> [Input records]
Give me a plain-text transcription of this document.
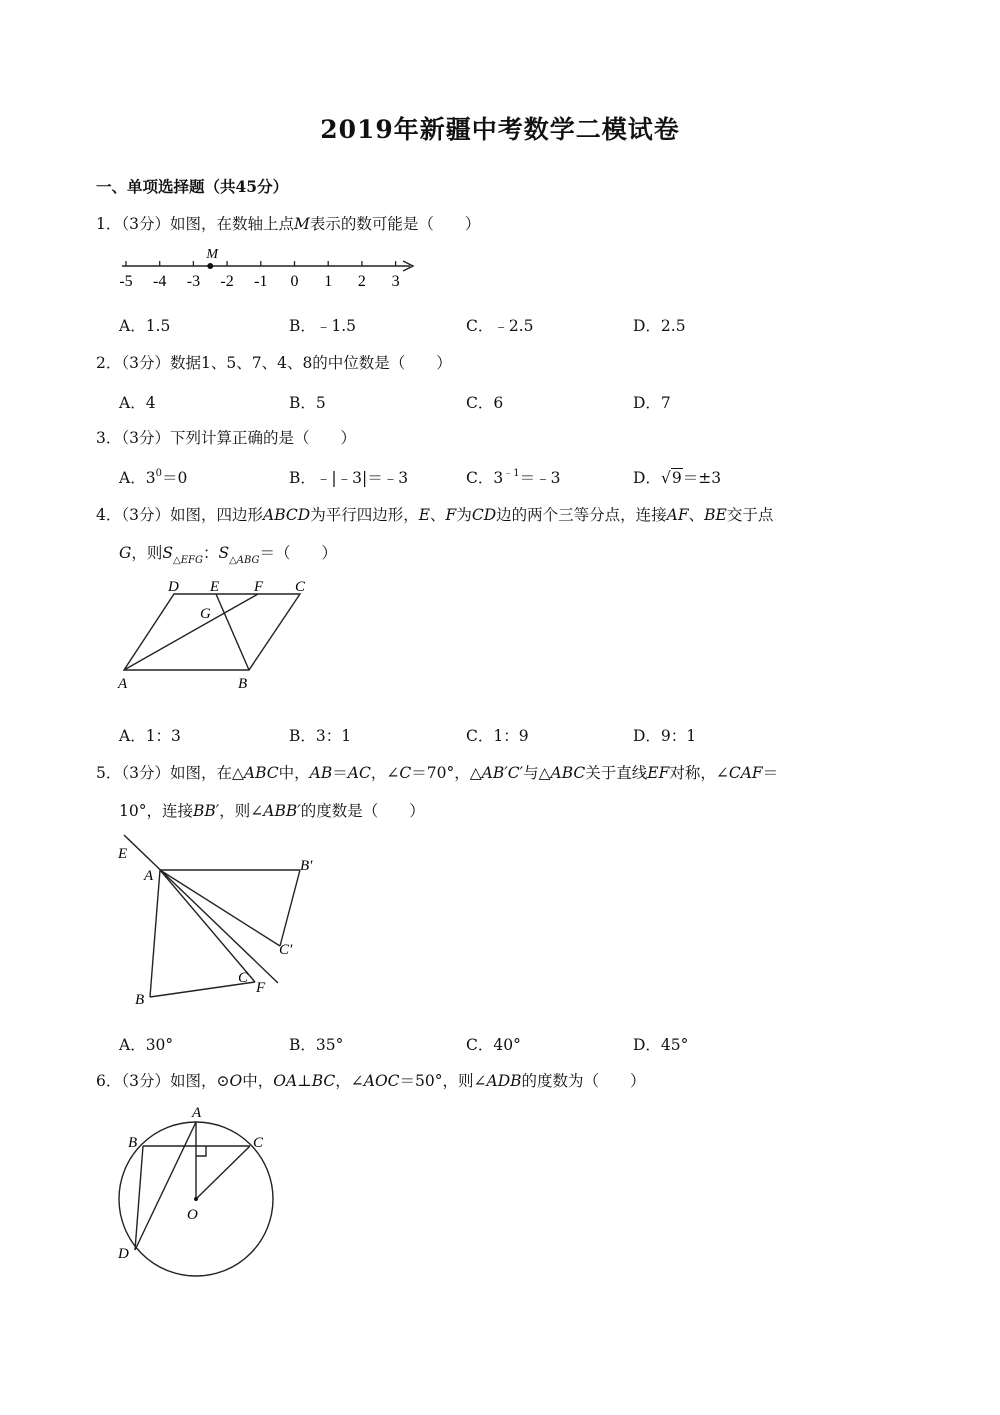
2019年新疆中考数学二模试卷
一、单项选择题（共45分）
1．（3分）如图，在数轴上点M表示的数可能是（　　）
-5 -4 -3 -2 -1 0 1 2 3
M
A．1.5	B．﹣1.5	C．﹣2.5	D．2.5
2．（3分）数据1、5、7、4、8的中位数是（　　）
A．4	B．5	C．6	D．7
3．（3分）下列计算正确的是（　　）
A．$3^0=0$	B．﹣|﹣3|＝﹣3	C．$3^{﹣1}=﹣3$	D．√9＝±3
4．（3分）如图，四边形ABCD为平行四边形，E、F为CD边的两个三等分点，连接AF、BE交于点
G，则$S_{\triangle EFG}$：$S_{\triangle ABG}=$（　　）
D E F C
G
A	B
A．1：3	B．3：1	C．1：9	D．9：1
5．（3分）如图，在△ABC中，AB＝AC，∠C＝70°，△AB′C′与△ABC关于直线EF对称，∠CAF＝
10°，连接BB′，则∠ABB′的度数是（　　）
E
A
B′
C′
C
F
B
A．30°	B．35°	C．40°	D．45°
6．（3分）如图，⊙O中，OA⊥BC，∠AOC＝50°，则∠ADB的度数为（　　）
A
B	C
O
D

> [What needs to be done]
All of the data above should be transcribed verbatim, with pictures omitted.

> [Task output]
Give me a plain-text transcription of this document.
2019年新疆中考数学二模试卷
一、单项选择题（共45分）
1．（3分）如图，在数轴上点M表示的数可能是（　　）
-5 -4 -3 -2 -1 0 1 2 3
M
A．1.5	B．﹣1.5	C．﹣2.5	D．2.5
2．（3分）数据1、5、7、4、8的中位数是（　　）
A．4	B．5	C．6	D．7
3．（3分）下列计算正确的是（　　）
A．$3^0=0$	B．﹣|﹣3|＝﹣3	C．$3^{﹣1}=﹣3$	D．√9＝±3
4．（3分）如图，四边形ABCD为平行四边形，E、F为CD边的两个三等分点，连接AF、BE交于点
G，则$S_{\triangle EFG}$：$S_{\triangle ABG}=$（　　）
D E F C
G
A	B
A．1：3	B．3：1	C．1：9	D．9：1
5．（3分）如图，在△ABC中，AB＝AC，∠C＝70°，△AB′C′与△ABC关于直线EF对称，∠CAF＝
10°，连接BB′，则∠ABB′的度数是（　　）
E
A
B′
C′
C
F
B
A．30°	B．35°	C．40°	D．45°
6．（3分）如图，⊙O中，OA⊥BC，∠AOC＝50°，则∠ADB的度数为（　　）
A
B	C
O
D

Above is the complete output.